(MATERIAL FOR THIS TASK)
-*-

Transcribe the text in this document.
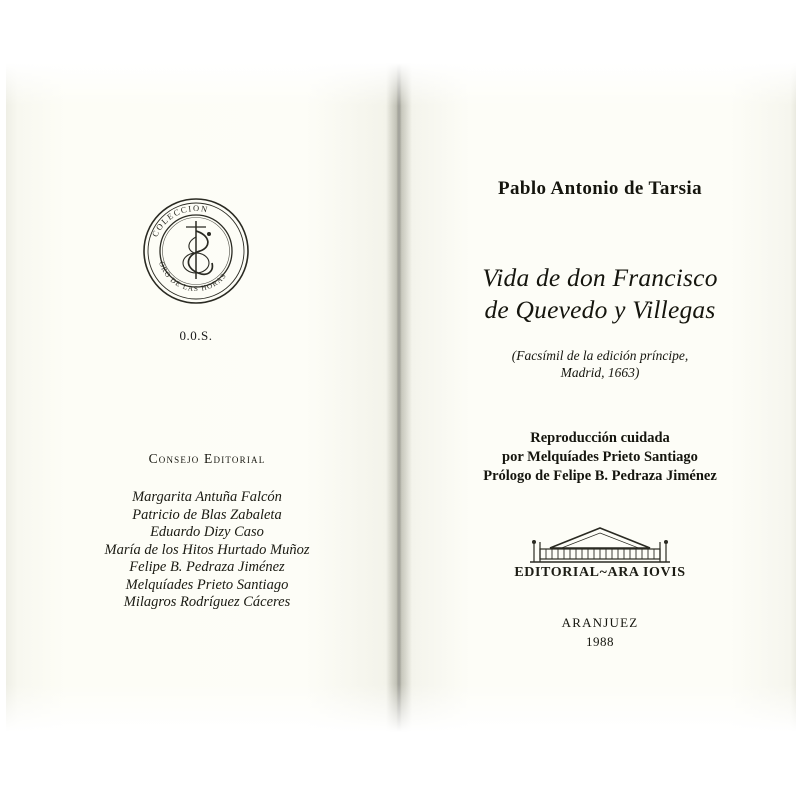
COLECCION
ORO DE LAS HORAS
0.0.S.
Consejo Editorial
Margarita Antuña Falcón
Patricio de Blas Zabaleta
Eduardo Dizy Caso
María de los Hitos Hurtado Muñoz
Felipe B. Pedraza Jiménez
Melquíades Prieto Santiago
Milagros Rodríguez Cáceres
Pablo Antonio de Tarsia
Vida de don Francisco
de Quevedo y Villegas
(Facsímil de la edición príncipe,
Madrid, 1663)
Reproducción cuidada
por Melquíades Prieto Santiago
Prólogo de Felipe B. Pedraza Jiménez
EDITORIAL~ARA IOVIS
ARANJUEZ
1988
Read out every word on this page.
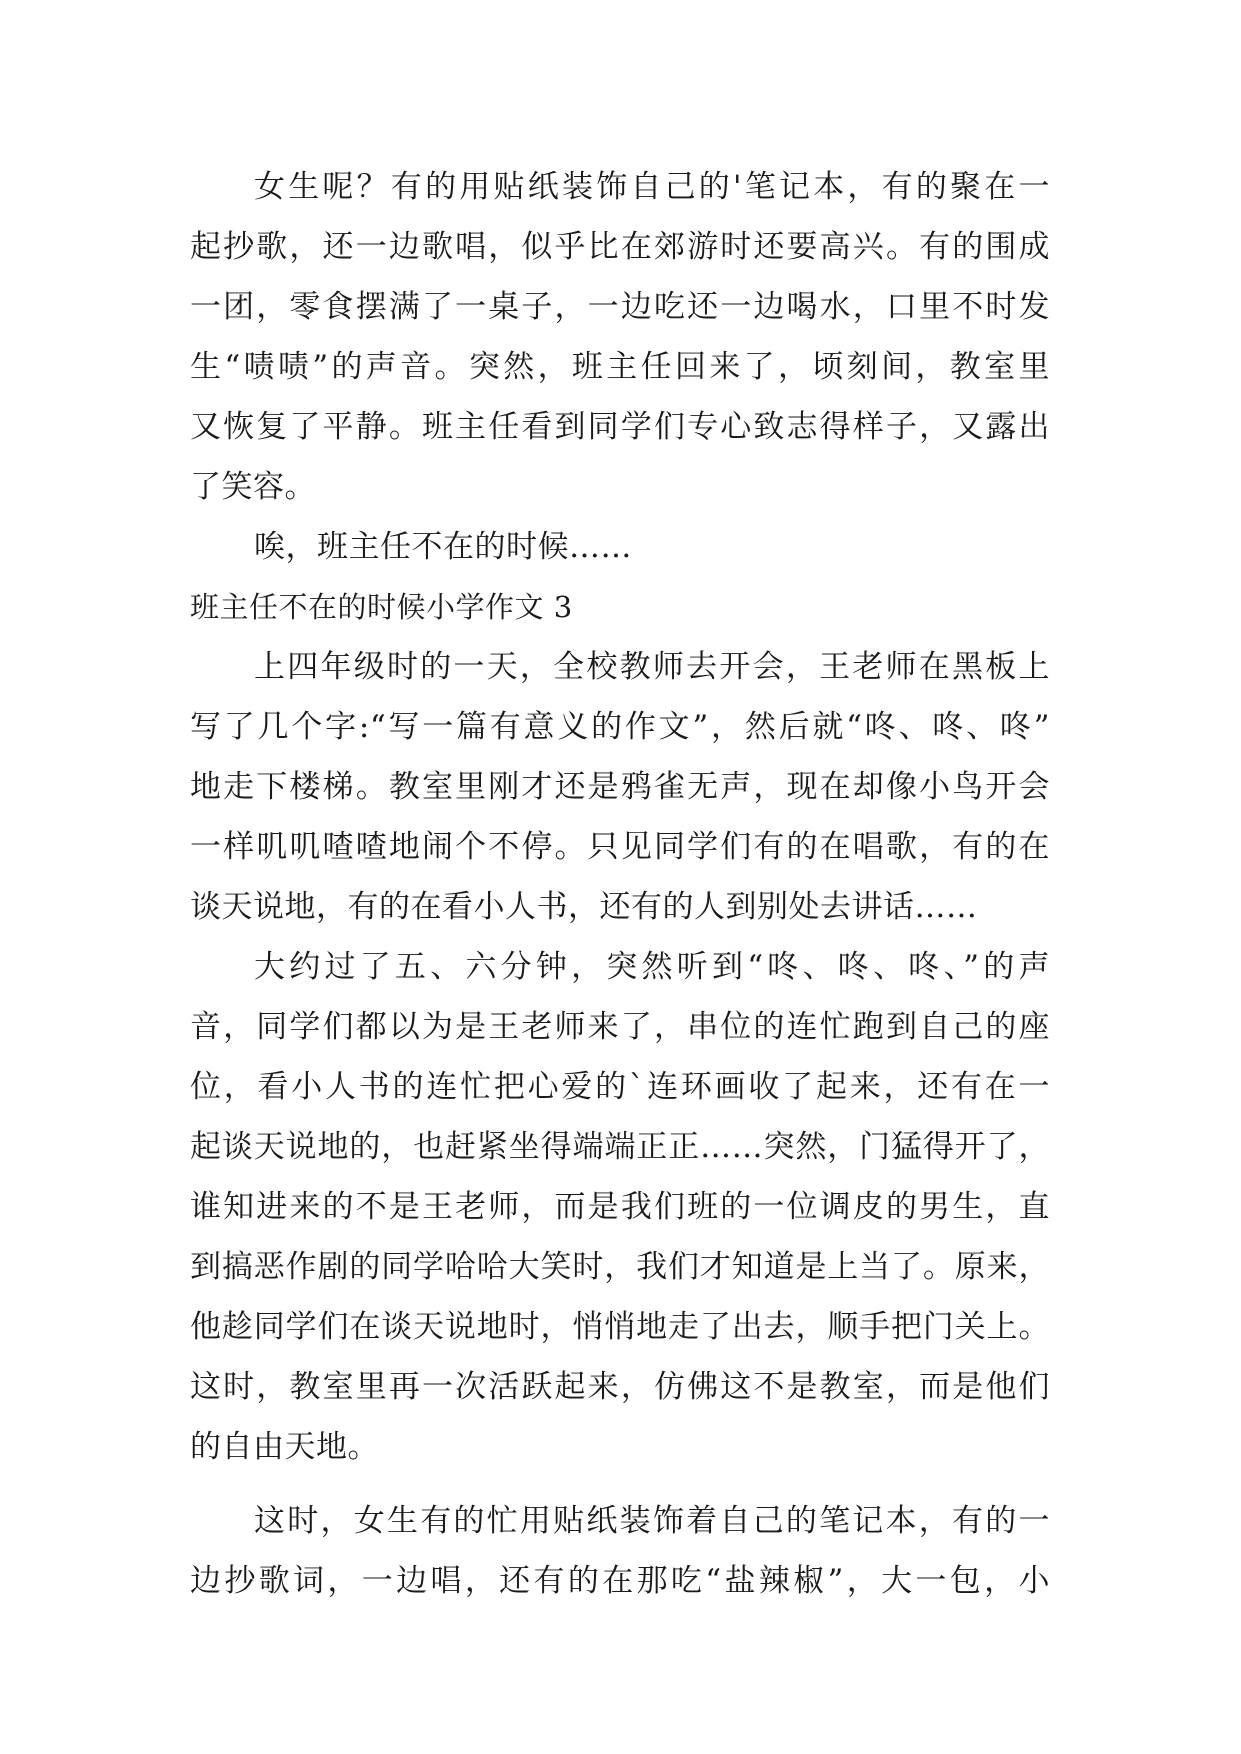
女生呢？有的用贴纸装饰自己的'笔记本，有的聚在一
起抄歌，还一边歌唱，似乎比在郊游时还要高兴。有的围成
一团，零食摆满了一桌子，一边吃还一边喝水，口里不时发
生“啧啧”的声音。突然，班主任回来了，顷刻间，教室里
又恢复了平静。班主任看到同学们专心致志得样子，又露出
了笑容。
唉，班主任不在的时候……
班主任不在的时候小学作文 3
上四年级时的一天，全校教师去开会，王老师在黑板上
写了几个字:“写一篇有意义的作文”，然后就“咚、咚、咚”
地走下楼梯。教室里刚才还是鸦雀无声，现在却像小鸟开会
一样叽叽喳喳地闹个不停。只见同学们有的在唱歌，有的在
谈天说地，有的在看小人书，还有的人到别处去讲话……
大约过了五、六分钟，突然听到“咚、咚、咚、”的声
音，同学们都以为是王老师来了，串位的连忙跑到自己的座
位，看小人书的连忙把心爱的`连环画收了起来，还有在一
起谈天说地的，也赶紧坐得端端正正……突然，门猛得开了，
谁知进来的不是王老师，而是我们班的一位调皮的男生，直
到搞恶作剧的同学哈哈大笑时，我们才知道是上当了。原来，
他趁同学们在谈天说地时，悄悄地走了出去，顺手把门关上。
这时，教室里再一次活跃起来，仿佛这不是教室，而是他们
的自由天地。
这时，女生有的忙用贴纸装饰着自己的笔记本，有的一
边抄歌词，一边唱，还有的在那吃“盐辣椒”，大一包，小
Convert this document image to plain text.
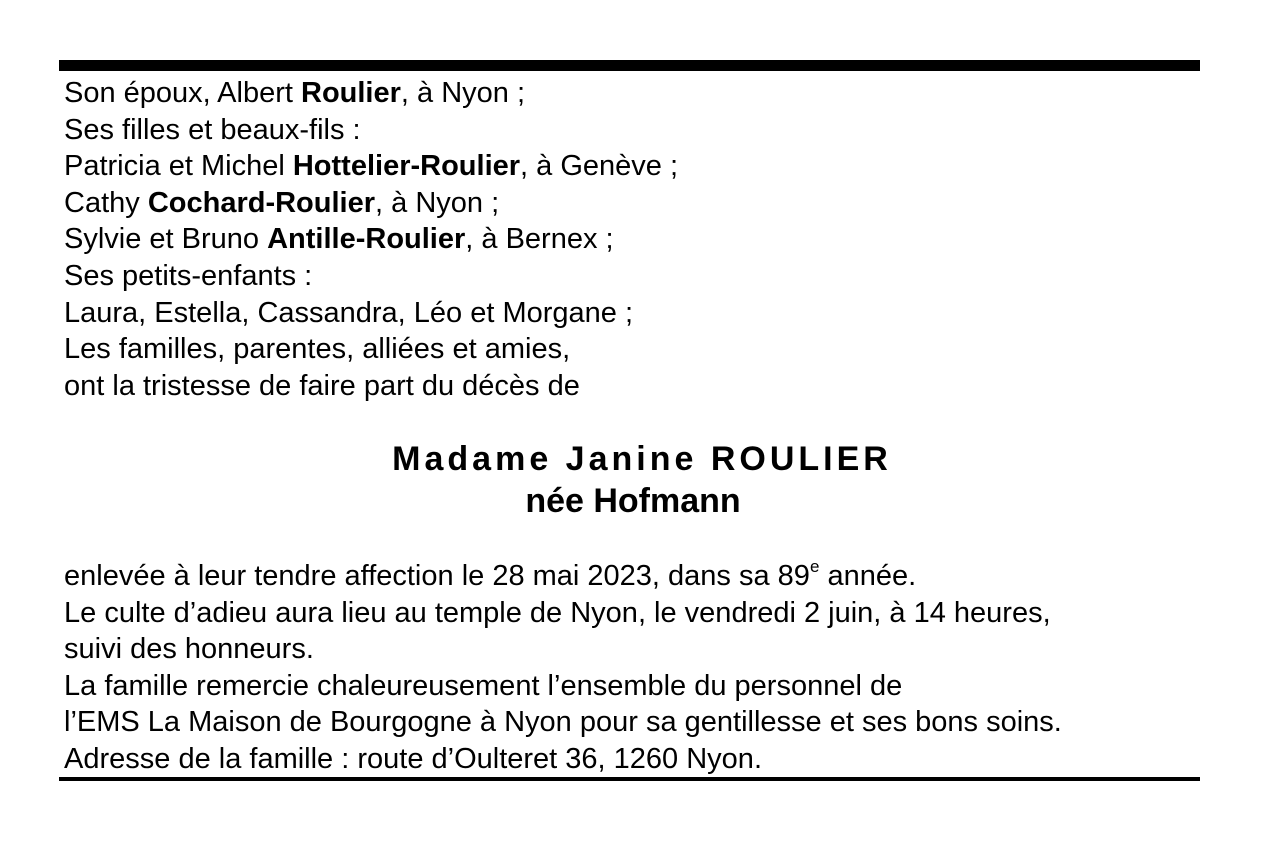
Son époux, Albert Roulier, à Nyon ;
Ses filles et beaux-fils :
Patricia et Michel Hottelier-Roulier, à Genève ;
Cathy Cochard-Roulier, à Nyon ;
Sylvie et Bruno Antille-Roulier, à Bernex ;
Ses petits-enfants :
Laura, Estella, Cassandra, Léo et Morgane ;
Les familles, parentes, alliées et amies,
ont la tristesse de faire part du décès de
Madame Janine ROULIER
née Hofmann
enlevée à leur tendre affection le 28 mai 2023, dans sa 89e année.
Le culte d’adieu aura lieu au temple de Nyon, le vendredi 2 juin, à 14 heures,
suivi des honneurs.
La famille remercie chaleureusement l’ensemble du personnel de
l’EMS La Maison de Bourgogne à Nyon pour sa gentillesse et ses bons soins.
Adresse de la famille : route d’Oulteret 36, 1260 Nyon.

-*-

(REQUIREMENT)
Leave out each picture and extract the lines from the one containing "Convert this document image to plain text." through the end of the records above, inclusive, exactly as they stand.

(ANSWER IN FULL)
Convert this document image to plain text.
Son époux, Albert Roulier, à Nyon ;
Ses filles et beaux-fils :
Patricia et Michel Hottelier-Roulier, à Genève ;
Cathy Cochard-Roulier, à Nyon ;
Sylvie et Bruno Antille-Roulier, à Bernex ;
Ses petits-enfants :
Laura, Estella, Cassandra, Léo et Morgane ;
Les familles, parentes, alliées et amies,
ont la tristesse de faire part du décès de
Madame Janine ROULIER
née Hofmann
enlevée à leur tendre affection le 28 mai 2023, dans sa 89e année.
Le culte d’adieu aura lieu au temple de Nyon, le vendredi 2 juin, à 14 heures,
suivi des honneurs.
La famille remercie chaleureusement l’ensemble du personnel de
l’EMS La Maison de Bourgogne à Nyon pour sa gentillesse et ses bons soins.
Adresse de la famille : route d’Oulteret 36, 1260 Nyon.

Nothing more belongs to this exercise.